WHAT IS EXPECTED - Take each line containing the word "data" and copy it.

EXTRACTED INFORMATION -
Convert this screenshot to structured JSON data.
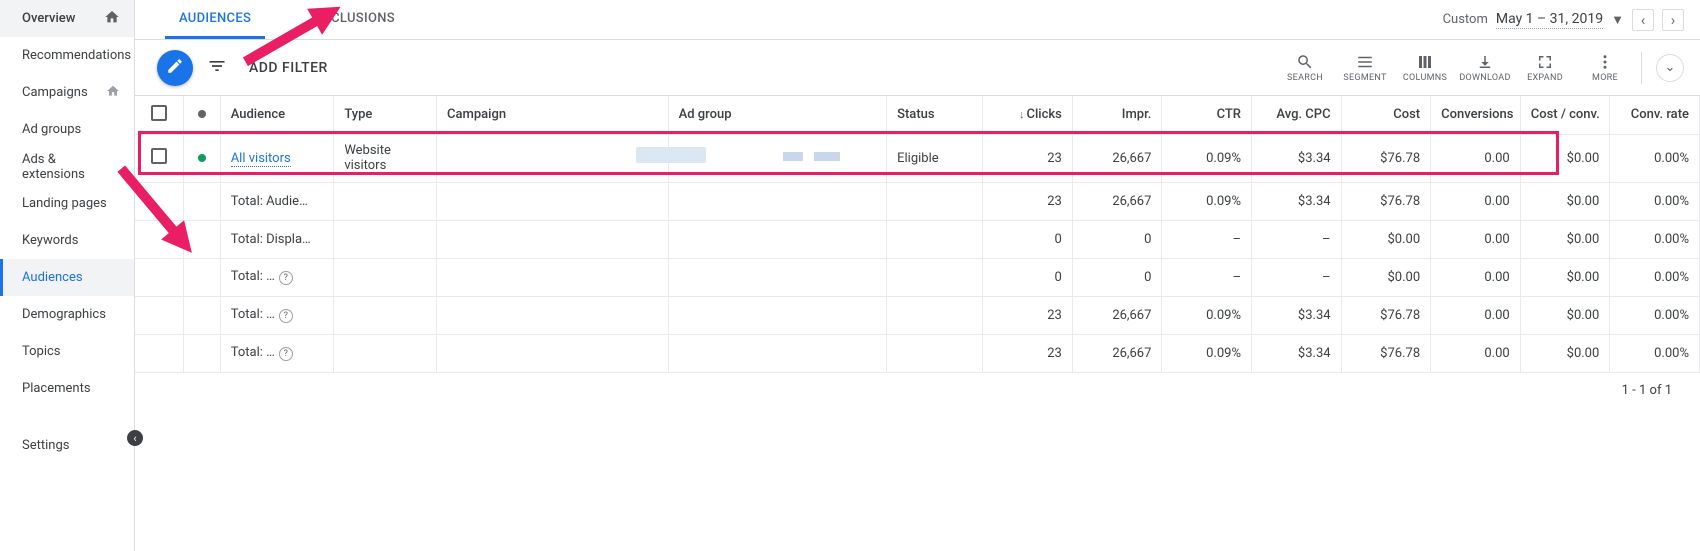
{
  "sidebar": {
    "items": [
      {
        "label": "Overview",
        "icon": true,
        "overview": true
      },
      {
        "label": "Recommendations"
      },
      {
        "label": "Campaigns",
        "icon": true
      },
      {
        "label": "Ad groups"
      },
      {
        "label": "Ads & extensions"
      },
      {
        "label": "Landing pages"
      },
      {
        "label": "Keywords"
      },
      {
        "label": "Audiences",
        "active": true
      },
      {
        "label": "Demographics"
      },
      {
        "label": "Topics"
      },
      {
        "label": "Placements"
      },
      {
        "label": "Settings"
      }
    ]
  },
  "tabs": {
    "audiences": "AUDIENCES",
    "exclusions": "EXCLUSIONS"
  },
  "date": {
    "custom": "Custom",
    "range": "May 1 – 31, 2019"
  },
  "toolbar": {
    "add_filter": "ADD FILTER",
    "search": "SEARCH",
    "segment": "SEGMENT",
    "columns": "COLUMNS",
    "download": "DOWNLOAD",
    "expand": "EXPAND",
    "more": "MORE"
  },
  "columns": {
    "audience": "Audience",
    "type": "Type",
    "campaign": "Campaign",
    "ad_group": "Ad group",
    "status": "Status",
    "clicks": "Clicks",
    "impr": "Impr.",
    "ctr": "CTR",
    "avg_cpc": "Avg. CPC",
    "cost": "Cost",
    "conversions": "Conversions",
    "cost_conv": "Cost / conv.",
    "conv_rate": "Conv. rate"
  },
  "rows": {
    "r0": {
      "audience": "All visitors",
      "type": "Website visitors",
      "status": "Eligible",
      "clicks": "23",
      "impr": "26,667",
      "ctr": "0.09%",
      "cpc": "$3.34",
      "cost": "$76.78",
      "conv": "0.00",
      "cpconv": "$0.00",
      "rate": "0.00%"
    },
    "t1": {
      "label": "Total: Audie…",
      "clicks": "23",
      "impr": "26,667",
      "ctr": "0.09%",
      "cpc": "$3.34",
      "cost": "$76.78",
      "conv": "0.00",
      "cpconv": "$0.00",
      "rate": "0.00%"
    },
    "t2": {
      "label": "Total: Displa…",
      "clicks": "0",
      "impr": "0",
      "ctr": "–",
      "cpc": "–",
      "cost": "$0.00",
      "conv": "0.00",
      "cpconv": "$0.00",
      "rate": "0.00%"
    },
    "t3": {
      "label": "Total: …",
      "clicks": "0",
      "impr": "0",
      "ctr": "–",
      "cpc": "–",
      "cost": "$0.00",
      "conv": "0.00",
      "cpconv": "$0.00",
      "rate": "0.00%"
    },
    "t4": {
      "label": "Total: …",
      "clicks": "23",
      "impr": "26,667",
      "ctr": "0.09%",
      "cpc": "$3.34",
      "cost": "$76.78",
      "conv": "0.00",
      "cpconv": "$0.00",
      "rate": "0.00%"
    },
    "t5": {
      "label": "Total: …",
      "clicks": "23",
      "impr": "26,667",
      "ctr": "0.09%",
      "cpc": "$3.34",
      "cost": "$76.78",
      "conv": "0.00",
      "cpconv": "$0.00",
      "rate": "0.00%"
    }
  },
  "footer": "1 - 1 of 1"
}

--

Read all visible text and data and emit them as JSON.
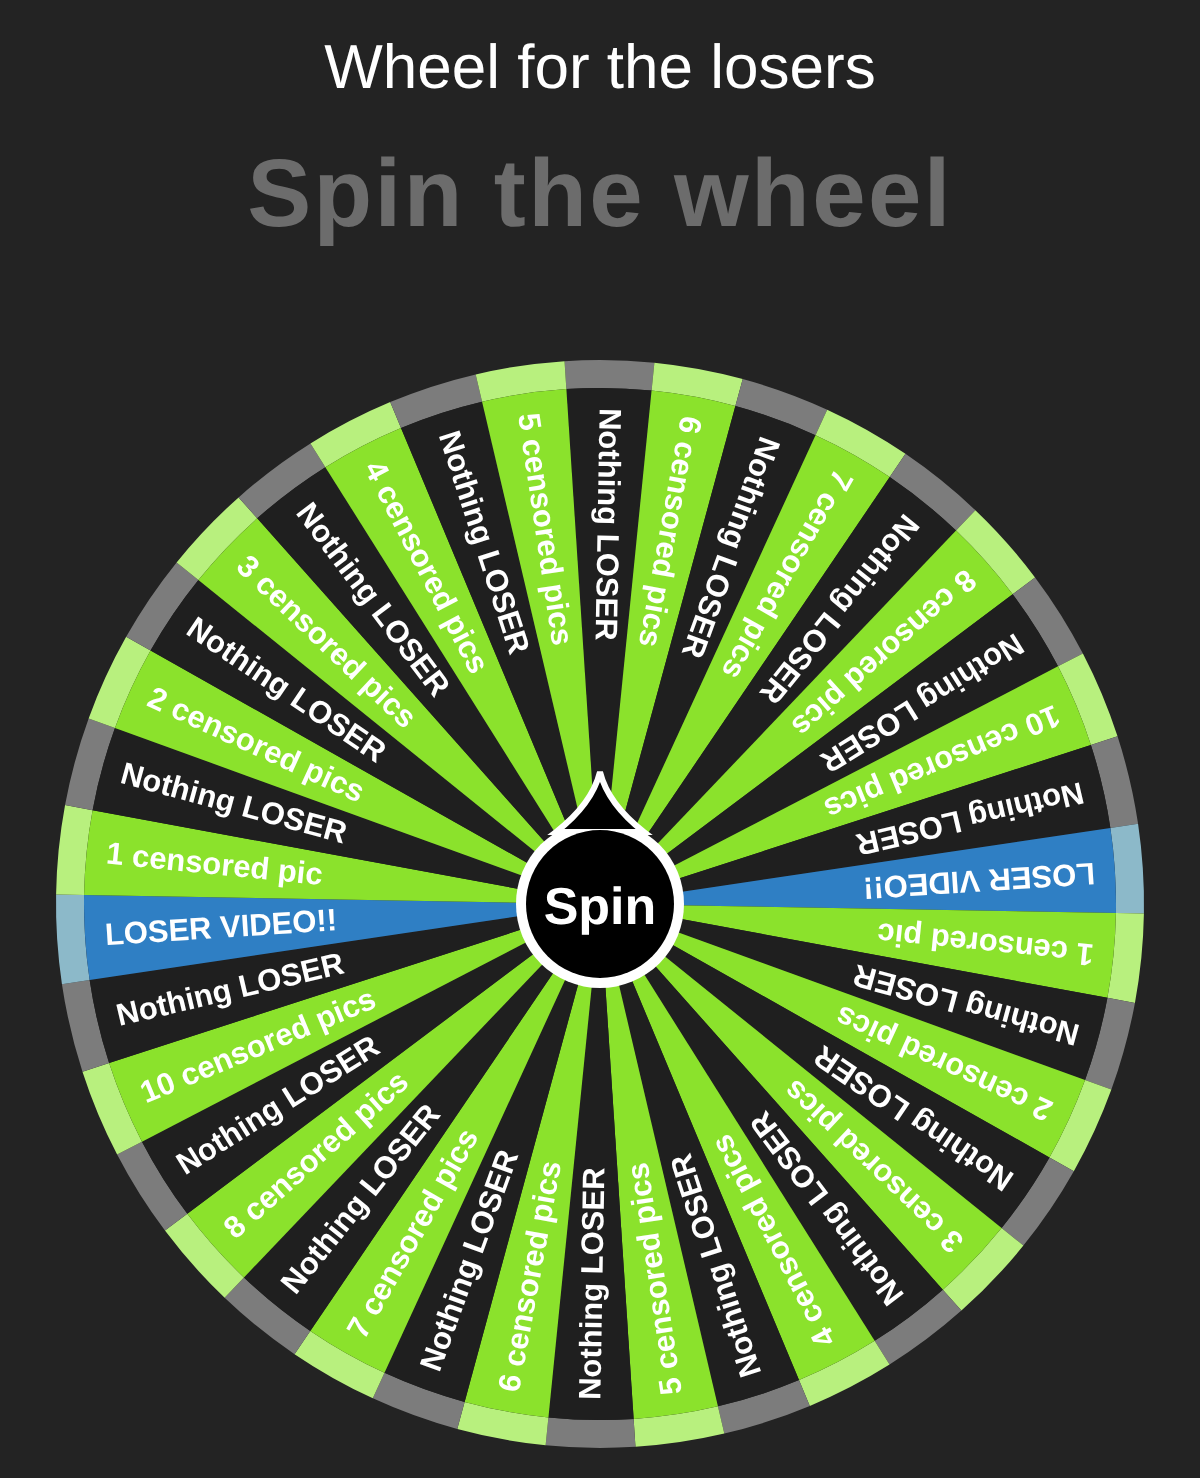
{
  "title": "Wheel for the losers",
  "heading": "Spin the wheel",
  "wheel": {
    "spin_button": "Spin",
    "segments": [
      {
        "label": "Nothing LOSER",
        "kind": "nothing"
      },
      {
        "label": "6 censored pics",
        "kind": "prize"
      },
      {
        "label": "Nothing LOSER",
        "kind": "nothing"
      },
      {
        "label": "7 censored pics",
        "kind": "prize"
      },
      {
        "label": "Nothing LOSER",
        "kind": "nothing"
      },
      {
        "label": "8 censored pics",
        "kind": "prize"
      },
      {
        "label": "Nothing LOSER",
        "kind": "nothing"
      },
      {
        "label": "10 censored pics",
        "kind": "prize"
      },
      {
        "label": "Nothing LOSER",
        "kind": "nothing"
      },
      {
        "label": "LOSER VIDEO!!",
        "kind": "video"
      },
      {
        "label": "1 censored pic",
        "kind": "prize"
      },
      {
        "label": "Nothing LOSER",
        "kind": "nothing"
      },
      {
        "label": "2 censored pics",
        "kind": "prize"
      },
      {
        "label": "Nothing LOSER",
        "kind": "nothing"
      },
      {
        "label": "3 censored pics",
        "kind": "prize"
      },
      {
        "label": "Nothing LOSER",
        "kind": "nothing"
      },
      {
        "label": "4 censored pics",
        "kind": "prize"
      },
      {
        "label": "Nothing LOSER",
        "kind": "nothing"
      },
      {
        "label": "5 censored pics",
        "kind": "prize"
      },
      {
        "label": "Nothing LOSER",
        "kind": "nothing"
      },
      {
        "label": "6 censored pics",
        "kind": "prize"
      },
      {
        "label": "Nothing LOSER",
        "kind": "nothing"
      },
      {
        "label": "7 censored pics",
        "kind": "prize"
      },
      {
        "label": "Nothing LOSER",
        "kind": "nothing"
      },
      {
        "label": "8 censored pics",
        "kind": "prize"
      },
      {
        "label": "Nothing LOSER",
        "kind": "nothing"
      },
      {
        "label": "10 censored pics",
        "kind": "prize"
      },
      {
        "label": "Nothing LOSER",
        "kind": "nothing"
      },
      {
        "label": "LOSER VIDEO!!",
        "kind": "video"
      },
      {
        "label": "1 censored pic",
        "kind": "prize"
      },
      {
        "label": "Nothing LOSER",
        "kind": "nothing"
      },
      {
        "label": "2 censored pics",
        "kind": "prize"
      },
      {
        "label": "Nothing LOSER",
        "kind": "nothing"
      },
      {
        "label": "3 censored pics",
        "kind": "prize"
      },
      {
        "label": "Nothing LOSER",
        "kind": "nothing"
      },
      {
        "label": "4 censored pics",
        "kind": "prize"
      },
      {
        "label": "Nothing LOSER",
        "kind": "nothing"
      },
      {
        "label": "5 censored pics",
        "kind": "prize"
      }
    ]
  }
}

SOLUTION TO THIS TASK -
Convert this screenshot to structured JSON data.
Read all visible text and data and emit them as JSON.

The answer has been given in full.